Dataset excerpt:
▶
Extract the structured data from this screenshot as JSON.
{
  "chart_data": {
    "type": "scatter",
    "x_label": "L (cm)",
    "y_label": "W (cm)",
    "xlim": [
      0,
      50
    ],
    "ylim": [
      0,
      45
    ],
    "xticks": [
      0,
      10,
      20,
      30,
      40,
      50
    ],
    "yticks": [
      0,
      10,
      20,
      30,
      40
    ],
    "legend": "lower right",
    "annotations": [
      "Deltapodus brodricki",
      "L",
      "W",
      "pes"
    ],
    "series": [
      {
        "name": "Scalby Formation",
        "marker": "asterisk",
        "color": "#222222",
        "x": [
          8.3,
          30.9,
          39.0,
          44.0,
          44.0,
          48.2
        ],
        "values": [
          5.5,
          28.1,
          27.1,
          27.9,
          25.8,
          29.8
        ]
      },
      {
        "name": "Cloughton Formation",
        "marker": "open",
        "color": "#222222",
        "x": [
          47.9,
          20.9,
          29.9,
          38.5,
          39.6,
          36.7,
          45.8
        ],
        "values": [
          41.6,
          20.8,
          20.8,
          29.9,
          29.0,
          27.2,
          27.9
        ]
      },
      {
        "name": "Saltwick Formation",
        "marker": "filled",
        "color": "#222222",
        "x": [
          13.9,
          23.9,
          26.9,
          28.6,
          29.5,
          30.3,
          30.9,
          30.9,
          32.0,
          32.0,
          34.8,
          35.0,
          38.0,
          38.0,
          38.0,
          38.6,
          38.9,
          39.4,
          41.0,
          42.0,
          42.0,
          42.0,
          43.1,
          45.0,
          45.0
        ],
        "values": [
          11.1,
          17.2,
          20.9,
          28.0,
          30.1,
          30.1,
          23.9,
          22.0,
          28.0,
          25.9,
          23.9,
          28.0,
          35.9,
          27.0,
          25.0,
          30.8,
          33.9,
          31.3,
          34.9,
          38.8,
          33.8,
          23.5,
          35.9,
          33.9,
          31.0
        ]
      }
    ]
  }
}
◀
### [SET PROBLEM]
Make an exact copy of all the data.

### [EXERCISE SOLUTION]
Extract the structured data from this screenshot as JSON.
{
  "chart_data": {
    "type": "scatter",
    "x_label": "L (cm)",
    "y_label": "W (cm)",
    "xlim": [
      0,
      50
    ],
    "ylim": [
      0,
      45
    ],
    "xticks": [
      0,
      10,
      20,
      30,
      40,
      50
    ],
    "yticks": [
      0,
      10,
      20,
      30,
      40
    ],
    "legend": "lower right",
    "annotations": [
      "Deltapodus brodricki",
      "L",
      "W",
      "pes"
    ],
    "series": [
      {
        "name": "Scalby Formation",
        "marker": "asterisk",
        "color": "#222222",
        "x": [
          8.3,
          30.9,
          39.0,
          44.0,
          44.0,
          48.2
        ],
        "values": [
          5.5,
          28.1,
          27.1,
          27.9,
          25.8,
          29.8
        ]
      },
      {
        "name": "Cloughton Formation",
        "marker": "open",
        "color": "#222222",
        "x": [
          47.9,
          20.9,
          29.9,
          38.5,
          39.6,
          36.7,
          45.8
        ],
        "values": [
          41.6,
          20.8,
          20.8,
          29.9,
          29.0,
          27.2,
          27.9
        ]
      },
      {
        "name": "Saltwick Formation",
        "marker": "filled",
        "color": "#222222",
        "x": [
          13.9,
          23.9,
          26.9,
          28.6,
          29.5,
          30.3,
          30.9,
          30.9,
          32.0,
          32.0,
          34.8,
          35.0,
          38.0,
          38.0,
          38.0,
          38.6,
          38.9,
          39.4,
          41.0,
          42.0,
          42.0,
          42.0,
          43.1,
          45.0,
          45.0
        ],
        "values": [
          11.1,
          17.2,
          20.9,
          28.0,
          30.1,
          30.1,
          23.9,
          22.0,
          28.0,
          25.9,
          23.9,
          28.0,
          35.9,
          27.0,
          25.0,
          30.8,
          33.9,
          31.3,
          34.9,
          38.8,
          33.8,
          23.5,
          35.9,
          33.9,
          31.0
        ]
      }
    ]
  }
}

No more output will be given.